Everything in the data should be repeated exactly, save for the images.

^^^^^^^^

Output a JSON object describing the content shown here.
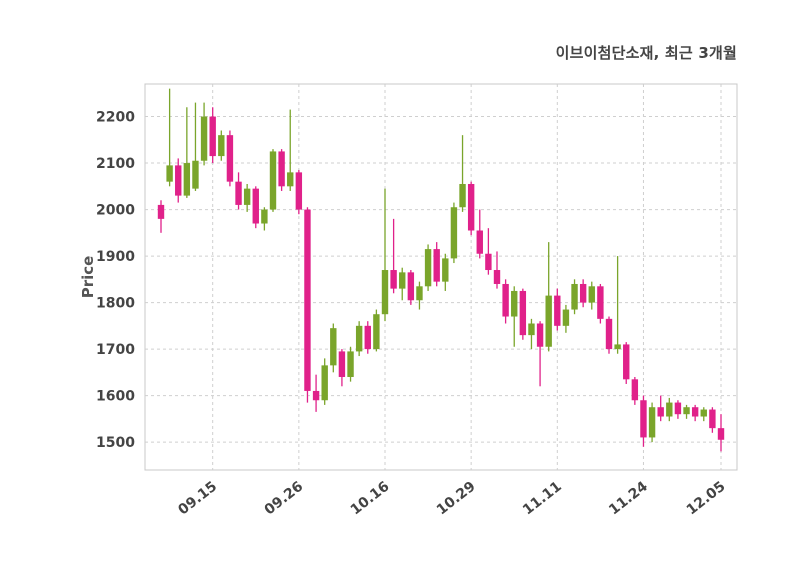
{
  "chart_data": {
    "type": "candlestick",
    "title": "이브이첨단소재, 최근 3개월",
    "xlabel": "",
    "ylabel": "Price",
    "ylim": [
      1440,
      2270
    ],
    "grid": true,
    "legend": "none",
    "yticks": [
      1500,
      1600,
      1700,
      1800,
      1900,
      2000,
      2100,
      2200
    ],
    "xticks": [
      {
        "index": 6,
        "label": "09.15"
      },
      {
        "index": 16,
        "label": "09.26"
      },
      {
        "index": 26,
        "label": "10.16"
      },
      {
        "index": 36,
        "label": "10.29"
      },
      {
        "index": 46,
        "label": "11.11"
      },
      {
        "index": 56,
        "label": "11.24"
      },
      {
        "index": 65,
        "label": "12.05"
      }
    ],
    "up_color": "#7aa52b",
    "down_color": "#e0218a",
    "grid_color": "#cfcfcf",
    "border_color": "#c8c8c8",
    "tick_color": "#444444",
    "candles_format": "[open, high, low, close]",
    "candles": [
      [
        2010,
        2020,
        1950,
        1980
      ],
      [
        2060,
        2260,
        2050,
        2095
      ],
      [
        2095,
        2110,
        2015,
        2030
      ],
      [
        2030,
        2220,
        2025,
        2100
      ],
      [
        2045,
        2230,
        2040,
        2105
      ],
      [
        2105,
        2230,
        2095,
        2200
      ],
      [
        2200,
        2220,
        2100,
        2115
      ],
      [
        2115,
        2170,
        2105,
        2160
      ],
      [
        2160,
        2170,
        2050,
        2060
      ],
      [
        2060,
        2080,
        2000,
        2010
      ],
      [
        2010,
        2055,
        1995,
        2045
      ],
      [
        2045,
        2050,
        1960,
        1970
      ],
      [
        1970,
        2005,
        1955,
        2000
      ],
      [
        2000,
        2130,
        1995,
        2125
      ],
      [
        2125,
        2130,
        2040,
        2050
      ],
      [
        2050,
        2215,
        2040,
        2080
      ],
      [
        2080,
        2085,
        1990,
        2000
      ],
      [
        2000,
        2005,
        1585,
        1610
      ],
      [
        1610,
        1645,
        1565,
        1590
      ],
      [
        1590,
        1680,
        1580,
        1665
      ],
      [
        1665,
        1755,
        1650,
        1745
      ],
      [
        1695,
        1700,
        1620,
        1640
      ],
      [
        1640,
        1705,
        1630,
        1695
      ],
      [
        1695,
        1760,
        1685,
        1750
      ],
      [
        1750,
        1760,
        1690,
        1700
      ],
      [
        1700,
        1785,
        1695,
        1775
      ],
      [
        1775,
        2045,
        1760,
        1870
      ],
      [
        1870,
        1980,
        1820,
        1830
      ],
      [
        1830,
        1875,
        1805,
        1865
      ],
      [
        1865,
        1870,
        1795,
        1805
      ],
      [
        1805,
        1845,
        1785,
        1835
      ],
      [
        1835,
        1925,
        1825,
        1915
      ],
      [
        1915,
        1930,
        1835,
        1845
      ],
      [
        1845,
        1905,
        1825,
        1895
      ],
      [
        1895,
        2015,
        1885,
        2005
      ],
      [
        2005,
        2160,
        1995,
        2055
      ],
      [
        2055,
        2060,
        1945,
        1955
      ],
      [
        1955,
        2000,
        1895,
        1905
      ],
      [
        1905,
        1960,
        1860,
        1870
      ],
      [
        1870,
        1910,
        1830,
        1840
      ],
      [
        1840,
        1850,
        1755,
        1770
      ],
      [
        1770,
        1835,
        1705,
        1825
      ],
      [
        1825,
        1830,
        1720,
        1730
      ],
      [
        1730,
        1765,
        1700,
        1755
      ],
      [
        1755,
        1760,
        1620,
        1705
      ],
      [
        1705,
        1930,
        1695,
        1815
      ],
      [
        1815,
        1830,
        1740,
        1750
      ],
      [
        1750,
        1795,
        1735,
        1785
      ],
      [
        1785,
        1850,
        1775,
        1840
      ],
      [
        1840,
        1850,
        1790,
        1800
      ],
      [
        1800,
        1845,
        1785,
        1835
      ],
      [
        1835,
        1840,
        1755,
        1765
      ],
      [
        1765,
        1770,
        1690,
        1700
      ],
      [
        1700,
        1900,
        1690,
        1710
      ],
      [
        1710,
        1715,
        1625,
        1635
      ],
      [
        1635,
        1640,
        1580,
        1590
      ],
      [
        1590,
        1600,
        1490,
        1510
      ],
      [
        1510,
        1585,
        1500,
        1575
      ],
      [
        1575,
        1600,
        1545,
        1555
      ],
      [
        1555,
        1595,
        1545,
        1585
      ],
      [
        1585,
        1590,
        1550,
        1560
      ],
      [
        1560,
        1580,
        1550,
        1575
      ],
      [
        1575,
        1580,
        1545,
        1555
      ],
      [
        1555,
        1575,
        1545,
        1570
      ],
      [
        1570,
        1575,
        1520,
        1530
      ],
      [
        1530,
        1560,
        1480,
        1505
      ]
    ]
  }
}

^^^^^^^^

#### [Solution below]
Output a JSON object describing the content shown here.
{
  "chart_data": {
    "type": "candlestick",
    "title": "이브이첨단소재, 최근 3개월",
    "xlabel": "",
    "ylabel": "Price",
    "ylim": [
      1440,
      2270
    ],
    "grid": true,
    "legend": "none",
    "yticks": [
      1500,
      1600,
      1700,
      1800,
      1900,
      2000,
      2100,
      2200
    ],
    "xticks": [
      {
        "index": 6,
        "label": "09.15"
      },
      {
        "index": 16,
        "label": "09.26"
      },
      {
        "index": 26,
        "label": "10.16"
      },
      {
        "index": 36,
        "label": "10.29"
      },
      {
        "index": 46,
        "label": "11.11"
      },
      {
        "index": 56,
        "label": "11.24"
      },
      {
        "index": 65,
        "label": "12.05"
      }
    ],
    "up_color": "#7aa52b",
    "down_color": "#e0218a",
    "grid_color": "#cfcfcf",
    "border_color": "#c8c8c8",
    "tick_color": "#444444",
    "candles_format": "[open, high, low, close]",
    "candles": [
      [
        2010,
        2020,
        1950,
        1980
      ],
      [
        2060,
        2260,
        2050,
        2095
      ],
      [
        2095,
        2110,
        2015,
        2030
      ],
      [
        2030,
        2220,
        2025,
        2100
      ],
      [
        2045,
        2230,
        2040,
        2105
      ],
      [
        2105,
        2230,
        2095,
        2200
      ],
      [
        2200,
        2220,
        2100,
        2115
      ],
      [
        2115,
        2170,
        2105,
        2160
      ],
      [
        2160,
        2170,
        2050,
        2060
      ],
      [
        2060,
        2080,
        2000,
        2010
      ],
      [
        2010,
        2055,
        1995,
        2045
      ],
      [
        2045,
        2050,
        1960,
        1970
      ],
      [
        1970,
        2005,
        1955,
        2000
      ],
      [
        2000,
        2130,
        1995,
        2125
      ],
      [
        2125,
        2130,
        2040,
        2050
      ],
      [
        2050,
        2215,
        2040,
        2080
      ],
      [
        2080,
        2085,
        1990,
        2000
      ],
      [
        2000,
        2005,
        1585,
        1610
      ],
      [
        1610,
        1645,
        1565,
        1590
      ],
      [
        1590,
        1680,
        1580,
        1665
      ],
      [
        1665,
        1755,
        1650,
        1745
      ],
      [
        1695,
        1700,
        1620,
        1640
      ],
      [
        1640,
        1705,
        1630,
        1695
      ],
      [
        1695,
        1760,
        1685,
        1750
      ],
      [
        1750,
        1760,
        1690,
        1700
      ],
      [
        1700,
        1785,
        1695,
        1775
      ],
      [
        1775,
        2045,
        1760,
        1870
      ],
      [
        1870,
        1980,
        1820,
        1830
      ],
      [
        1830,
        1875,
        1805,
        1865
      ],
      [
        1865,
        1870,
        1795,
        1805
      ],
      [
        1805,
        1845,
        1785,
        1835
      ],
      [
        1835,
        1925,
        1825,
        1915
      ],
      [
        1915,
        1930,
        1835,
        1845
      ],
      [
        1845,
        1905,
        1825,
        1895
      ],
      [
        1895,
        2015,
        1885,
        2005
      ],
      [
        2005,
        2160,
        1995,
        2055
      ],
      [
        2055,
        2060,
        1945,
        1955
      ],
      [
        1955,
        2000,
        1895,
        1905
      ],
      [
        1905,
        1960,
        1860,
        1870
      ],
      [
        1870,
        1910,
        1830,
        1840
      ],
      [
        1840,
        1850,
        1755,
        1770
      ],
      [
        1770,
        1835,
        1705,
        1825
      ],
      [
        1825,
        1830,
        1720,
        1730
      ],
      [
        1730,
        1765,
        1700,
        1755
      ],
      [
        1755,
        1760,
        1620,
        1705
      ],
      [
        1705,
        1930,
        1695,
        1815
      ],
      [
        1815,
        1830,
        1740,
        1750
      ],
      [
        1750,
        1795,
        1735,
        1785
      ],
      [
        1785,
        1850,
        1775,
        1840
      ],
      [
        1840,
        1850,
        1790,
        1800
      ],
      [
        1800,
        1845,
        1785,
        1835
      ],
      [
        1835,
        1840,
        1755,
        1765
      ],
      [
        1765,
        1770,
        1690,
        1700
      ],
      [
        1700,
        1900,
        1690,
        1710
      ],
      [
        1710,
        1715,
        1625,
        1635
      ],
      [
        1635,
        1640,
        1580,
        1590
      ],
      [
        1590,
        1600,
        1490,
        1510
      ],
      [
        1510,
        1585,
        1500,
        1575
      ],
      [
        1575,
        1600,
        1545,
        1555
      ],
      [
        1555,
        1595,
        1545,
        1585
      ],
      [
        1585,
        1590,
        1550,
        1560
      ],
      [
        1560,
        1580,
        1550,
        1575
      ],
      [
        1575,
        1580,
        1545,
        1555
      ],
      [
        1555,
        1575,
        1545,
        1570
      ],
      [
        1570,
        1575,
        1520,
        1530
      ],
      [
        1530,
        1560,
        1480,
        1505
      ]
    ]
  }
}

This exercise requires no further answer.